(Extracted records)

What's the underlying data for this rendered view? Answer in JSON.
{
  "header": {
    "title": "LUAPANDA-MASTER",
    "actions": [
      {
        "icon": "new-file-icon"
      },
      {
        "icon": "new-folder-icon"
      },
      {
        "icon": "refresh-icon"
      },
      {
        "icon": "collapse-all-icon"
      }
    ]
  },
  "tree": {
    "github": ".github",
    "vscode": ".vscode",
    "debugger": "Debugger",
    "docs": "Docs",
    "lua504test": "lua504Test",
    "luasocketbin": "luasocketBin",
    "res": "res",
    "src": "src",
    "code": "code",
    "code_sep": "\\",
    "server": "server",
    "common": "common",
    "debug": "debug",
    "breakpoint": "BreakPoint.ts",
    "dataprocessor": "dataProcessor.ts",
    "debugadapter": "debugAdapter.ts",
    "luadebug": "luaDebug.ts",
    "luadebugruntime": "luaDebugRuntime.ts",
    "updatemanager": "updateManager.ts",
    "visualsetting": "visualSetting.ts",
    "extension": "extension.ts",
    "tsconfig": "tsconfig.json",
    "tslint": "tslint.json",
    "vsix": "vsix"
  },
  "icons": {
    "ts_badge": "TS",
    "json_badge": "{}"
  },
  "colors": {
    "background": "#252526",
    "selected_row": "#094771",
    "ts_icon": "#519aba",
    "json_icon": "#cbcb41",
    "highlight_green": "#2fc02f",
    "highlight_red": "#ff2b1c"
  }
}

### TO BE DONE
Give the entries again in full, exactly as they are written.

### RIGHT ANSWER
What's the underlying data for this rendered view? Answer in JSON.
{
  "header": {
    "title": "LUAPANDA-MASTER",
    "actions": [
      {
        "icon": "new-file-icon"
      },
      {
        "icon": "new-folder-icon"
      },
      {
        "icon": "refresh-icon"
      },
      {
        "icon": "collapse-all-icon"
      }
    ]
  },
  "tree": {
    "github": ".github",
    "vscode": ".vscode",
    "debugger": "Debugger",
    "docs": "Docs",
    "lua504test": "lua504Test",
    "luasocketbin": "luasocketBin",
    "res": "res",
    "src": "src",
    "code": "code",
    "code_sep": "\\",
    "server": "server",
    "common": "common",
    "debug": "debug",
    "breakpoint": "BreakPoint.ts",
    "dataprocessor": "dataProcessor.ts",
    "debugadapter": "debugAdapter.ts",
    "luadebug": "luaDebug.ts",
    "luadebugruntime": "luaDebugRuntime.ts",
    "updatemanager": "updateManager.ts",
    "visualsetting": "visualSetting.ts",
    "extension": "extension.ts",
    "tsconfig": "tsconfig.json",
    "tslint": "tslint.json",
    "vsix": "vsix"
  },
  "icons": {
    "ts_badge": "TS",
    "json_badge": "{}"
  },
  "colors": {
    "background": "#252526",
    "selected_row": "#094771",
    "ts_icon": "#519aba",
    "json_icon": "#cbcb41",
    "highlight_green": "#2fc02f",
    "highlight_red": "#ff2b1c"
  }
}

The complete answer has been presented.